- Task prompt -
Copy every entry exactly.
START Provided data
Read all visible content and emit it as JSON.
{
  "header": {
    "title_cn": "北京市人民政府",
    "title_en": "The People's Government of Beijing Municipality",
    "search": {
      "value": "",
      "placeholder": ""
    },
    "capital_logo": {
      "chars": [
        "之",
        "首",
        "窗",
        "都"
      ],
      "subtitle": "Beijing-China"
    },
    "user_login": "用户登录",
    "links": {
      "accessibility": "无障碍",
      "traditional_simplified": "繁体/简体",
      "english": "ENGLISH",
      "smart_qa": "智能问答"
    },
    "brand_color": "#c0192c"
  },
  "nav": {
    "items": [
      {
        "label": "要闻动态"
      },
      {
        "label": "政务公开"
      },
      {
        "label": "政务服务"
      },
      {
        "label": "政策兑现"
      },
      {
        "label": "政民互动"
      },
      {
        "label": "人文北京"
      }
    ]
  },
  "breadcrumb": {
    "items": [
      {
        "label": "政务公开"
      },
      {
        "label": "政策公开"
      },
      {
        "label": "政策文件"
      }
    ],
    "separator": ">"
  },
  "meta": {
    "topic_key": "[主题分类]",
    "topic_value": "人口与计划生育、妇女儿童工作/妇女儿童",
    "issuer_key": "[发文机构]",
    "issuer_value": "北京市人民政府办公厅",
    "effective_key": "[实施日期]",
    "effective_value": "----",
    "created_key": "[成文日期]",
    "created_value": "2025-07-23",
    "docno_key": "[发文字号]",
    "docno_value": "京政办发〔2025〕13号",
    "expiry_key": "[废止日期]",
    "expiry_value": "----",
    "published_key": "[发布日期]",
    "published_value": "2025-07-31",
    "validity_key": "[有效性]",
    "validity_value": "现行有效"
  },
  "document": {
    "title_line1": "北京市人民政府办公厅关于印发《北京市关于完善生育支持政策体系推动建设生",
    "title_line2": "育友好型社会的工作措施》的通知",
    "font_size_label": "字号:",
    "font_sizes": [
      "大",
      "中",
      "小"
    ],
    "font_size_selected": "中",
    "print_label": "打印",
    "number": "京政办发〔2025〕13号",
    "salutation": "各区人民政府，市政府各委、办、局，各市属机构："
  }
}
END Provided data
- The solution -
Read all visible content and emit it as JSON.
{
  "header": {
    "title_cn": "北京市人民政府",
    "title_en": "The People's Government of Beijing Municipality",
    "search": {
      "value": "",
      "placeholder": ""
    },
    "capital_logo": {
      "chars": [
        "之",
        "首",
        "窗",
        "都"
      ],
      "subtitle": "Beijing-China"
    },
    "user_login": "用户登录",
    "links": {
      "accessibility": "无障碍",
      "traditional_simplified": "繁体/简体",
      "english": "ENGLISH",
      "smart_qa": "智能问答"
    },
    "brand_color": "#c0192c"
  },
  "nav": {
    "items": [
      {
        "label": "要闻动态"
      },
      {
        "label": "政务公开"
      },
      {
        "label": "政务服务"
      },
      {
        "label": "政策兑现"
      },
      {
        "label": "政民互动"
      },
      {
        "label": "人文北京"
      }
    ]
  },
  "breadcrumb": {
    "items": [
      {
        "label": "政务公开"
      },
      {
        "label": "政策公开"
      },
      {
        "label": "政策文件"
      }
    ],
    "separator": ">"
  },
  "meta": {
    "topic_key": "[主题分类]",
    "topic_value": "人口与计划生育、妇女儿童工作/妇女儿童",
    "issuer_key": "[发文机构]",
    "issuer_value": "北京市人民政府办公厅",
    "effective_key": "[实施日期]",
    "effective_value": "----",
    "created_key": "[成文日期]",
    "created_value": "2025-07-23",
    "docno_key": "[发文字号]",
    "docno_value": "京政办发〔2025〕13号",
    "expiry_key": "[废止日期]",
    "expiry_value": "----",
    "published_key": "[发布日期]",
    "published_value": "2025-07-31",
    "validity_key": "[有效性]",
    "validity_value": "现行有效"
  },
  "document": {
    "title_line1": "北京市人民政府办公厅关于印发《北京市关于完善生育支持政策体系推动建设生",
    "title_line2": "育友好型社会的工作措施》的通知",
    "font_size_label": "字号:",
    "font_sizes": [
      "大",
      "中",
      "小"
    ],
    "font_size_selected": "中",
    "print_label": "打印",
    "number": "京政办发〔2025〕13号",
    "salutation": "各区人民政府，市政府各委、办、局，各市属机构："
  }
}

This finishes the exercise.